# For those who lost the "Tyre" option off their MFI, I found a fix! ---->



## racer08 (Oct 26, 2003)

I noticed today that my MFI no longer had the "Tyre" option listed anymore. I did a search here and found that a couple of people were having their's replaced because of a faulty control module for the Tire Pressure monitoring system. I also read a post that suggested changing the language to something other than English and then switching it back. Well I did none of these and it took less that 3 min. to complete. Remove the fuse panel from the ends of the dash on both the driver and passenger sides. (See section 3-4 pp. 77-81 of Owner's Manual for details) Remove fuse #27(bottom of 3rd row from the left if I remember correctly) from the passenger side and examine it (Mine was not blown but was the wrong amperage. Book states it's a 15amp fuse and mine only had a 10amp) Next go to the driver's side and remove fuse #24 (should be a 5amp fuse which mine was) check to make sure it's not blown. Next start the engine and you should get an alarm on your MFI that there is a problem with the Tire Pressure Monitoring System. Turn the engine to the off position and replace the fuses back to their original positions and restart the car. You should now have the "Tyre" option back on your display again. I don't know how long this fix will last because I just figured it out today but I'll keep you posted. Thanks and let me know how it works for you!


----------



## Devoman (Aug 3, 2003)

*Re: For those who lost the "Tyre" option off their MFI, I found a fix! ----> (racer08)*

Yes please do tell.I have been waiting on a few parts for the last 3 weeks and is still waiting.Later


----------



## chessmck (Dec 22, 2003)

*Re: For those who lost the "Tyre" option off their MFI, I found a fix! ----> (racer08)*

FYI - I had the same problem this week (first time its happened to me) and the dealer fix was to "reboot the module". They unplugged the module (which is behind the fuse panel on the drivers side (access by removing under dash panel above break pedal. Sounds like you did the same thing by pulling the fuse as in both cases the unit was powered off (rebooted). However the dealer told me that if this happens again, they would order another module.


----------



## Devoman (Aug 3, 2003)

DATASET SECTION |
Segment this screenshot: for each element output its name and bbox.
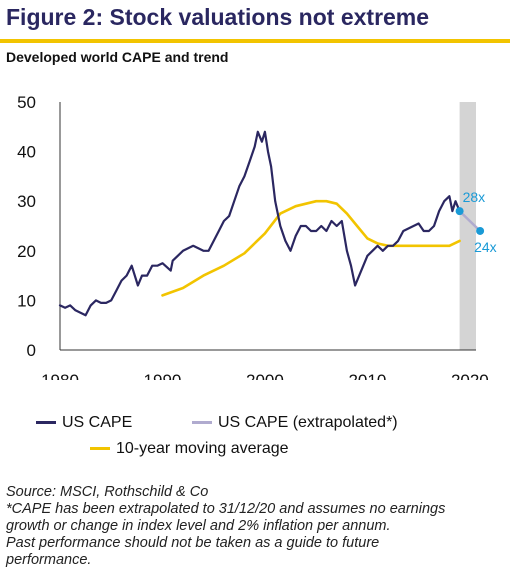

SET OF TASKS |
1) According to the forum thread, what amperage does the owner's manual give for fuse #27?
2) List each distinct username that posts in the forum thread.
3) Write out the forum thread from "FYI - I had" up to and including "order another module.".

SOLVED PROBLEMS |
1) 15 amps

2) racer08, Devoman, chessmck

3)
FYI - I had the same problem this week (first time its happened to me) and the dealer fix was to "reboot the module". They unplugged the module (which is behind the fuse panel on the drivers side (access by removing under dash panel above break pedal. Sounds like you did the same thing by pulling the fuse as in both cases the unit was powered off (rebooted). However the dealer told me that if this happens again, they would order another module.